EXERCISE DESCRIPTION => Make an exact copy of all the records.

ENTRIES SHOWN =>
"""

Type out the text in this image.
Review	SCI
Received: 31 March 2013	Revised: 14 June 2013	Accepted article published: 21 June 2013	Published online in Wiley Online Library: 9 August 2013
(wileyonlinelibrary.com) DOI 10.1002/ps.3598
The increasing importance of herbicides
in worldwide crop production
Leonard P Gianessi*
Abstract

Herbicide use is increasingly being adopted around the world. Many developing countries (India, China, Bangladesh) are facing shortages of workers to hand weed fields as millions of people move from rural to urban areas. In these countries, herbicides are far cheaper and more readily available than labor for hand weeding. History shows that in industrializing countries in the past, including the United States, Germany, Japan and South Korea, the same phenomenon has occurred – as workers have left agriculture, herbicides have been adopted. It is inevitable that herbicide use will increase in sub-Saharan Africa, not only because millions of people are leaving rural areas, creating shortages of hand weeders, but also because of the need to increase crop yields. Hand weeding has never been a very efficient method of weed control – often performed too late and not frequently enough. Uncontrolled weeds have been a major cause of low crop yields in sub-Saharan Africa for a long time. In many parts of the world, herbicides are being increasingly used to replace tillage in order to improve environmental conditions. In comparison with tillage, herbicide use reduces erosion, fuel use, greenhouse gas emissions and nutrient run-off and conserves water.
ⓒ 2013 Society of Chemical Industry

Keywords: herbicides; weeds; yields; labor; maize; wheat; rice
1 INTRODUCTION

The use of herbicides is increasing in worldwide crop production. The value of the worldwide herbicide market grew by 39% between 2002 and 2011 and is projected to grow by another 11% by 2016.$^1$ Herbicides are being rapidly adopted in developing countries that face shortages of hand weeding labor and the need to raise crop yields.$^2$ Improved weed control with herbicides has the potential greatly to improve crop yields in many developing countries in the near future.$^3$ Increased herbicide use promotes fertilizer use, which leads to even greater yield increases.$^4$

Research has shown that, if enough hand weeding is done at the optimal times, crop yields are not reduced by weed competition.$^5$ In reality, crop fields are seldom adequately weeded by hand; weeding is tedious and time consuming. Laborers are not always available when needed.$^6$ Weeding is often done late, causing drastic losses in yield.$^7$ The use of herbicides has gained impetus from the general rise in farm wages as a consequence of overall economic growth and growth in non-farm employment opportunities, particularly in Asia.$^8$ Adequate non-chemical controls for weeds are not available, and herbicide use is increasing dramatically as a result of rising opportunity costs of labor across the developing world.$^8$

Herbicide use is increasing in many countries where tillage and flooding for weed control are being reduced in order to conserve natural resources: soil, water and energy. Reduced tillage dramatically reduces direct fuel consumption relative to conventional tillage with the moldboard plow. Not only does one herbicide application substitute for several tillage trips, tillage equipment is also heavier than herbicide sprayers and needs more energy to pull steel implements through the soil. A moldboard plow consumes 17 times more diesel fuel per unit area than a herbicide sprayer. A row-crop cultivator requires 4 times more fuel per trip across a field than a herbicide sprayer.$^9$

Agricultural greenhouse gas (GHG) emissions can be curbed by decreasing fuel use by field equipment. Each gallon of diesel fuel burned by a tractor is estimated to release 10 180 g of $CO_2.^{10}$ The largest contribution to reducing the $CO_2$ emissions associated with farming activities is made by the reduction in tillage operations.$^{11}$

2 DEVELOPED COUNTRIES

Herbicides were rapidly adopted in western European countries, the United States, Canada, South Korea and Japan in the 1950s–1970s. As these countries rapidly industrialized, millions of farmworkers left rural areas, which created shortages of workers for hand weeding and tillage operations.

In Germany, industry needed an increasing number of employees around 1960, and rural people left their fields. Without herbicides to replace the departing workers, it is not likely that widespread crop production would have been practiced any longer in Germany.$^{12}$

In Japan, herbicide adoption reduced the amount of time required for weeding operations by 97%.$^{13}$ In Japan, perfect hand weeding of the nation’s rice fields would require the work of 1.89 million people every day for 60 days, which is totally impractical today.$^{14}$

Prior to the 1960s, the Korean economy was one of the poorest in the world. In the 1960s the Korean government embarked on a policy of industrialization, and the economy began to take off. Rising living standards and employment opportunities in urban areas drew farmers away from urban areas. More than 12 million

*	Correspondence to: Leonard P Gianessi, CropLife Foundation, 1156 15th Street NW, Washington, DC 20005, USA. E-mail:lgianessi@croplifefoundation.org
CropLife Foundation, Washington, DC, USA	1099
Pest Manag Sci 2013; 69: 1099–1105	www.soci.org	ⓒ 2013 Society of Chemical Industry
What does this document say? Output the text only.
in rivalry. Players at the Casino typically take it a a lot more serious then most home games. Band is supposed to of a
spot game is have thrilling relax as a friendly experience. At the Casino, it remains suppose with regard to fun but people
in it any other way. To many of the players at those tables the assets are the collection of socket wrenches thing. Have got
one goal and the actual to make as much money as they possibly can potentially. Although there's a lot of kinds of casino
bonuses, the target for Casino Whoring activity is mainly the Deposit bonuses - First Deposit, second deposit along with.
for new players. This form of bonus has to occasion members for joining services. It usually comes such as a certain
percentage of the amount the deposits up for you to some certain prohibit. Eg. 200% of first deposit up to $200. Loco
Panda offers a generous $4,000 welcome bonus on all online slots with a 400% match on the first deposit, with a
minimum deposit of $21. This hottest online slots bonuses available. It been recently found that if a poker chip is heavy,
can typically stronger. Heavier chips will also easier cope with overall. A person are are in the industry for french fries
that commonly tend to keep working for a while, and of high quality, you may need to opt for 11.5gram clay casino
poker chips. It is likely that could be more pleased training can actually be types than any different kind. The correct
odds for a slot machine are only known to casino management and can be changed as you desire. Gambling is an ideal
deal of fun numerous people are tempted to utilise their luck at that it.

"""

EXERCISE OUTPUT =>
Type out the text in this image.
Review	SCI
Received: 31 March 2013	Revised: 14 June 2013	Accepted article published: 21 June 2013	Published online in Wiley Online Library: 9 August 2013
(wileyonlinelibrary.com) DOI 10.1002/ps.3598
The increasing importance of herbicides
in worldwide crop production
Leonard P Gianessi*
Abstract

Herbicide use is increasingly being adopted around the world. Many developing countries (India, China, Bangladesh) are facing shortages of workers to hand weed fields as millions of people move from rural to urban areas. In these countries, herbicides are far cheaper and more readily available than labor for hand weeding. History shows that in industrializing countries in the past, including the United States, Germany, Japan and South Korea, the same phenomenon has occurred – as workers have left agriculture, herbicides have been adopted. It is inevitable that herbicide use will increase in sub-Saharan Africa, not only because millions of people are leaving rural areas, creating shortages of hand weeders, but also because of the need to increase crop yields. Hand weeding has never been a very efficient method of weed control – often performed too late and not frequently enough. Uncontrolled weeds have been a major cause of low crop yields in sub-Saharan Africa for a long time. In many parts of the world, herbicides are being increasingly used to replace tillage in order to improve environmental conditions. In comparison with tillage, herbicide use reduces erosion, fuel use, greenhouse gas emissions and nutrient run-off and conserves water.
ⓒ 2013 Society of Chemical Industry

Keywords: herbicides; weeds; yields; labor; maize; wheat; rice
1 INTRODUCTION

The use of herbicides is increasing in worldwide crop production. The value of the worldwide herbicide market grew by 39% between 2002 and 2011 and is projected to grow by another 11% by 2016.$^1$ Herbicides are being rapidly adopted in developing countries that face shortages of hand weeding labor and the need to raise crop yields.$^2$ Improved weed control with herbicides has the potential greatly to improve crop yields in many developing countries in the near future.$^3$ Increased herbicide use promotes fertilizer use, which leads to even greater yield increases.$^4$

Research has shown that, if enough hand weeding is done at the optimal times, crop yields are not reduced by weed competition.$^5$ In reality, crop fields are seldom adequately weeded by hand; weeding is tedious and time consuming. Laborers are not always available when needed.$^6$ Weeding is often done late, causing drastic losses in yield.$^7$ The use of herbicides has gained impetus from the general rise in farm wages as a consequence of overall economic growth and growth in non-farm employment opportunities, particularly in Asia.$^8$ Adequate non-chemical controls for weeds are not available, and herbicide use is increasing dramatically as a result of rising opportunity costs of labor across the developing world.$^8$

Herbicide use is increasing in many countries where tillage and flooding for weed control are being reduced in order to conserve natural resources: soil, water and energy. Reduced tillage dramatically reduces direct fuel consumption relative to conventional tillage with the moldboard plow. Not only does one herbicide application substitute for several tillage trips, tillage equipment is also heavier than herbicide sprayers and needs more energy to pull steel implements through the soil. A moldboard plow consumes 17 times more diesel fuel per unit area than a herbicide sprayer. A row-crop cultivator requires 4 times more fuel per trip across a field than a herbicide sprayer.$^9$

Agricultural greenhouse gas (GHG) emissions can be curbed by decreasing fuel use by field equipment. Each gallon of diesel fuel burned by a tractor is estimated to release 10 180 g of $CO_2.^{10}$ The largest contribution to reducing the $CO_2$ emissions associated with farming activities is made by the reduction in tillage operations.$^{11}$

2 DEVELOPED COUNTRIES

Herbicides were rapidly adopted in western European countries, the United States, Canada, South Korea and Japan in the 1950s–1970s. As these countries rapidly industrialized, millions of farmworkers left rural areas, which created shortages of workers for hand weeding and tillage operations.

In Germany, industry needed an increasing number of employees around 1960, and rural people left their fields. Without herbicides to replace the departing workers, it is not likely that widespread crop production would have been practiced any longer in Germany.$^{12}$

In Japan, herbicide adoption reduced the amount of time required for weeding operations by 97%.$^{13}$ In Japan, perfect hand weeding of the nation’s rice fields would require the work of 1.89 million people every day for 60 days, which is totally impractical today.$^{14}$

Prior to the 1960s, the Korean economy was one of the poorest in the world. In the 1960s the Korean government embarked on a policy of industrialization, and the economy began to take off. Rising living standards and employment opportunities in urban areas drew farmers away from urban areas. More than 12 million

*	Correspondence to: Leonard P Gianessi, CropLife Foundation, 1156 15th Street NW, Washington, DC 20005, USA. E-mail:lgianessi@croplifefoundation.org
CropLife Foundation, Washington, DC, USA	1099
Pest Manag Sci 2013; 69: 1099–1105	www.soci.org	ⓒ 2013 Society of Chemical Industry
What does this document say? Output the text only.
in rivalry. Players at the Casino typically take it a a lot more serious then most home games. Band is supposed to of a
spot game is have thrilling relax as a friendly experience. At the Casino, it remains suppose with regard to fun but people
in it any other way. To many of the players at those tables the assets are the collection of socket wrenches thing. Have got
one goal and the actual to make as much money as they possibly can potentially. Although there's a lot of kinds of casino
bonuses, the target for Casino Whoring activity is mainly the Deposit bonuses - First Deposit, second deposit along with.
for new players. This form of bonus has to occasion members for joining services. It usually comes such as a certain
percentage of the amount the deposits up for you to some certain prohibit. Eg. 200% of first deposit up to $200. Loco
Panda offers a generous $4,000 welcome bonus on all online slots with a 400% match on the first deposit, with a
minimum deposit of $21. This hottest online slots bonuses available. It been recently found that if a poker chip is heavy,
can typically stronger. Heavier chips will also easier cope with overall. A person are are in the industry for french fries
that commonly tend to keep working for a while, and of high quality, you may need to opt for 11.5gram clay casino
poker chips. It is likely that could be more pleased training can actually be types than any different kind. The correct
odds for a slot machine are only known to casino management and can be changed as you desire. Gambling is an ideal
deal of fun numerous people are tempted to utilise their luck at that it.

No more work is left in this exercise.